§ WHAT NEEDS TO BE DONE
Transcribe every one of the following records verbatim, altering nothing.

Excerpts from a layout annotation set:
-- Start --

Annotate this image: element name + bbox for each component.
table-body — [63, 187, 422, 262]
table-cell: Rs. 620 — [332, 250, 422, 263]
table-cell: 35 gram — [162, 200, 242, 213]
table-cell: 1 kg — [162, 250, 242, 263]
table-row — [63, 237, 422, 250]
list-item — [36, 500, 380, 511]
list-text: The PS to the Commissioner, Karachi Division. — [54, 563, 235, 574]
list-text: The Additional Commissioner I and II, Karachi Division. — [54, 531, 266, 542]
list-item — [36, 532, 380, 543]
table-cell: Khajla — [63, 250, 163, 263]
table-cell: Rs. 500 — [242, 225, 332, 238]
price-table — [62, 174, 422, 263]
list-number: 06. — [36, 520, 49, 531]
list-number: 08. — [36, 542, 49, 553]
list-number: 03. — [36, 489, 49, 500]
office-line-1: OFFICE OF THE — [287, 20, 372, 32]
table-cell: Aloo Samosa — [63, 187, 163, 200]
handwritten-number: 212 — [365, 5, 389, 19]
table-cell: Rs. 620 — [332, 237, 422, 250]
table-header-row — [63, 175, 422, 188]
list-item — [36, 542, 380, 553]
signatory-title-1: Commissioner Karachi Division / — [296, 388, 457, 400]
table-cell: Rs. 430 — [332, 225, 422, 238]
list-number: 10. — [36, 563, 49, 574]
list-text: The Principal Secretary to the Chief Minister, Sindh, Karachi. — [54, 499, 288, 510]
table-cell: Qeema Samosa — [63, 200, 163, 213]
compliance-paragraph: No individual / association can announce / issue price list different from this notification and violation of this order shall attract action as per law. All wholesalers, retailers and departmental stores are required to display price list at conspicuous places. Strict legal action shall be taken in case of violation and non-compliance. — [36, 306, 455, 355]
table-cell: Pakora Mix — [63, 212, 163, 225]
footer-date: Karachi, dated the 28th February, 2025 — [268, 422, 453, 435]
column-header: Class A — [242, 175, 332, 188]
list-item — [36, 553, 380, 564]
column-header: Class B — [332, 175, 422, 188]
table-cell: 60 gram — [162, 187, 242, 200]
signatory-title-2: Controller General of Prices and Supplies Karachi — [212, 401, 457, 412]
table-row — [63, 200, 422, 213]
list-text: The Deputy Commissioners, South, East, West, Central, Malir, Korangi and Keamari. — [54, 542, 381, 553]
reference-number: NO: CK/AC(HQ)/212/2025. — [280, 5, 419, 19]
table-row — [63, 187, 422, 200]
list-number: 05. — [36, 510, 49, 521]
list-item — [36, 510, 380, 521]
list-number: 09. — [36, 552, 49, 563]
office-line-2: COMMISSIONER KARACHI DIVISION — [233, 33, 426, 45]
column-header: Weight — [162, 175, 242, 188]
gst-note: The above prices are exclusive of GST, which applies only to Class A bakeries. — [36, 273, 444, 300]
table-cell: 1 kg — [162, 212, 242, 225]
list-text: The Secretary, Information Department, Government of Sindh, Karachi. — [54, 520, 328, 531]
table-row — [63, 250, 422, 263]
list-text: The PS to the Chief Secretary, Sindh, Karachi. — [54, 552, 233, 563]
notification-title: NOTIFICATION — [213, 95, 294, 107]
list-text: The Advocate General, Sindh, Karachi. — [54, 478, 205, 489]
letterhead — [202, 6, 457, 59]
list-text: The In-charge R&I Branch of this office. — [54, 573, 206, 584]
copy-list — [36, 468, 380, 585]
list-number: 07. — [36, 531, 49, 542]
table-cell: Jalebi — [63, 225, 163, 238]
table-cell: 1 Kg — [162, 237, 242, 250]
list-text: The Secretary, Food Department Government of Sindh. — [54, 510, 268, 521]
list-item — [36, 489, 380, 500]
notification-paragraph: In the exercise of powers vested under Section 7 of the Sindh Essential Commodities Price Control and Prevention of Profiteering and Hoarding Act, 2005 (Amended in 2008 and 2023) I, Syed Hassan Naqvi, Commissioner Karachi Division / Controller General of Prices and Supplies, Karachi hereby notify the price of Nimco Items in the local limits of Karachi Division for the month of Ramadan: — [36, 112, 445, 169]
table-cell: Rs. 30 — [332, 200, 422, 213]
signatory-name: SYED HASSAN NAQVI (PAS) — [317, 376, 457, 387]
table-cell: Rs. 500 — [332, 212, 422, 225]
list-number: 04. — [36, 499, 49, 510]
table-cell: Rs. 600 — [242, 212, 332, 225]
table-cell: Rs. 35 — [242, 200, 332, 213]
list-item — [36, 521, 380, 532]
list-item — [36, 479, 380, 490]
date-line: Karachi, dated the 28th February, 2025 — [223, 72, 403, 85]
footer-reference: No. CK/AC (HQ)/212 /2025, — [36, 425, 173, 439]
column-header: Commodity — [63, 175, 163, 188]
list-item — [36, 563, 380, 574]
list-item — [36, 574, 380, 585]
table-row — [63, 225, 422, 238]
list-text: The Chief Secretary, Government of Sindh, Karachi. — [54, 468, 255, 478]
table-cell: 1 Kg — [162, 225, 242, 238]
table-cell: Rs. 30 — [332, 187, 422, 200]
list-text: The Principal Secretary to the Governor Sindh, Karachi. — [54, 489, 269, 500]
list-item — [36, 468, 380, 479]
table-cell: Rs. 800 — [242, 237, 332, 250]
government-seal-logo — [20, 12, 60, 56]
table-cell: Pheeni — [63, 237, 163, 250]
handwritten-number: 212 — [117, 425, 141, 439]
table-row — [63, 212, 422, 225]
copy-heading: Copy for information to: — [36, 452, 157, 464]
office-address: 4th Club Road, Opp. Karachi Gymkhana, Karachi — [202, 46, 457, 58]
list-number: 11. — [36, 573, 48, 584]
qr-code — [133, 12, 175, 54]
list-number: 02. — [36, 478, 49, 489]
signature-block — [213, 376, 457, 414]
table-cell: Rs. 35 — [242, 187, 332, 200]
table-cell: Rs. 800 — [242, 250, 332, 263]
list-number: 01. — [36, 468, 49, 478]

-- End --

§ FINAL RESULT
Annotate this image: element name + bbox for each component.
table-body — [63, 187, 422, 262]
table-cell: Rs. 620 — [332, 250, 422, 263]
table-cell: 35 gram — [162, 200, 242, 213]
table-cell: 1 kg — [162, 250, 242, 263]
table-row — [63, 237, 422, 250]
list-item — [36, 500, 380, 511]
list-text: The PS to the Commissioner, Karachi Division. — [54, 563, 235, 574]
list-text: The Additional Commissioner I and II, Karachi Division. — [54, 531, 266, 542]
list-item — [36, 532, 380, 543]
table-cell: Khajla — [63, 250, 163, 263]
table-cell: Rs. 500 — [242, 225, 332, 238]
price-table — [62, 174, 422, 263]
list-number: 06. — [36, 520, 49, 531]
list-number: 08. — [36, 542, 49, 553]
list-number: 03. — [36, 489, 49, 500]
office-line-1: OFFICE OF THE — [287, 20, 372, 32]
table-cell: Aloo Samosa — [63, 187, 163, 200]
handwritten-number: 212 — [365, 5, 389, 19]
table-cell: Rs. 620 — [332, 237, 422, 250]
table-header-row — [63, 175, 422, 188]
list-item — [36, 542, 380, 553]
signatory-title-1: Commissioner Karachi Division / — [296, 388, 457, 400]
table-cell: Rs. 430 — [332, 225, 422, 238]
list-number: 10. — [36, 563, 49, 574]
list-text: The Principal Secretary to the Chief Minister, Sindh, Karachi. — [54, 499, 288, 510]
table-cell: Qeema Samosa — [63, 200, 163, 213]
compliance-paragraph: No individual / association can announce / issue price list different from this notification and violation of this order shall attract action as per law. All wholesalers, retailers and departmental stores are required to display price list at conspicuous places. Strict legal action shall be taken in case of violation and non-compliance. — [36, 306, 455, 355]
table-cell: Pakora Mix — [63, 212, 163, 225]
footer-date: Karachi, dated the 28th February, 2025 — [268, 422, 453, 435]
column-header: Class A — [242, 175, 332, 188]
list-item — [36, 553, 380, 564]
column-header: Class B — [332, 175, 422, 188]
table-cell: 60 gram — [162, 187, 242, 200]
signatory-title-2: Controller General of Prices and Supplies Karachi — [212, 401, 457, 412]
table-row — [63, 200, 422, 213]
list-text: The Deputy Commissioners, South, East, West, Central, Malir, Korangi and Keamari. — [54, 542, 381, 553]
reference-number: NO: CK/AC(HQ)/212/2025. — [280, 5, 419, 19]
table-row — [63, 187, 422, 200]
list-number: 05. — [36, 510, 49, 521]
list-item — [36, 510, 380, 521]
list-number: 09. — [36, 552, 49, 563]
office-line-2: COMMISSIONER KARACHI DIVISION — [233, 33, 426, 45]
column-header: Weight — [162, 175, 242, 188]
gst-note: The above prices are exclusive of GST, which applies only to Class A bakeries. — [36, 273, 444, 300]
table-cell: 1 kg — [162, 212, 242, 225]
list-text: The Secretary, Information Department, Government of Sindh, Karachi. — [54, 520, 328, 531]
table-row — [63, 250, 422, 263]
list-text: The PS to the Chief Secretary, Sindh, Karachi. — [54, 552, 233, 563]
notification-title: NOTIFICATION — [213, 95, 294, 107]
list-text: The Advocate General, Sindh, Karachi. — [54, 478, 205, 489]
letterhead — [202, 6, 457, 59]
list-text: The In-charge R&I Branch of this office. — [54, 573, 206, 584]
copy-list — [36, 468, 380, 585]
list-number: 07. — [36, 531, 49, 542]
table-cell: Jalebi — [63, 225, 163, 238]
table-cell: 1 Kg — [162, 237, 242, 250]
list-text: The Secretary, Food Department Government of Sindh. — [54, 510, 268, 521]
list-item — [36, 489, 380, 500]
notification-paragraph: In the exercise of powers vested under Section 7 of the Sindh Essential Commodities Price Control and Prevention of Profiteering and Hoarding Act, 2005 (Amended in 2008 and 2023) I, Syed Hassan Naqvi, Commissioner Karachi Division / Controller General of Prices and Supplies, Karachi hereby notify the price of Nimco Items in the local limits of Karachi Division for the month of Ramadan: — [36, 112, 445, 169]
table-cell: Rs. 30 — [332, 200, 422, 213]
signatory-name: SYED HASSAN NAQVI (PAS) — [317, 376, 457, 387]
table-cell: Rs. 500 — [332, 212, 422, 225]
list-number: 04. — [36, 499, 49, 510]
table-cell: Rs. 600 — [242, 212, 332, 225]
table-cell: Rs. 35 — [242, 200, 332, 213]
list-item — [36, 521, 380, 532]
list-item — [36, 479, 380, 490]
date-line: Karachi, dated the 28th February, 2025 — [223, 72, 403, 85]
footer-reference: No. CK/AC (HQ)/212 /2025, — [36, 425, 173, 439]
column-header: Commodity — [63, 175, 163, 188]
list-item — [36, 563, 380, 574]
list-item — [36, 574, 380, 585]
table-row — [63, 225, 422, 238]
list-text: The Chief Secretary, Government of Sindh, Karachi. — [54, 468, 255, 478]
table-cell: 1 Kg — [162, 225, 242, 238]
table-cell: Rs. 30 — [332, 187, 422, 200]
list-text: The Principal Secretary to the Governor Sindh, Karachi. — [54, 489, 269, 500]
list-item — [36, 468, 380, 479]
table-cell: Rs. 800 — [242, 237, 332, 250]
government-seal-logo — [20, 12, 60, 56]
table-cell: Pheeni — [63, 237, 163, 250]
handwritten-number: 212 — [117, 425, 141, 439]
table-row — [63, 212, 422, 225]
copy-heading: Copy for information to: — [36, 452, 157, 464]
office-address: 4th Club Road, Opp. Karachi Gymkhana, Karachi — [202, 46, 457, 58]
list-number: 11. — [36, 573, 48, 584]
qr-code — [133, 12, 175, 54]
list-number: 02. — [36, 478, 49, 489]
signature-block — [213, 376, 457, 414]
table-cell: Rs. 35 — [242, 187, 332, 200]
table-cell: Rs. 800 — [242, 250, 332, 263]
list-number: 01. — [36, 468, 49, 478]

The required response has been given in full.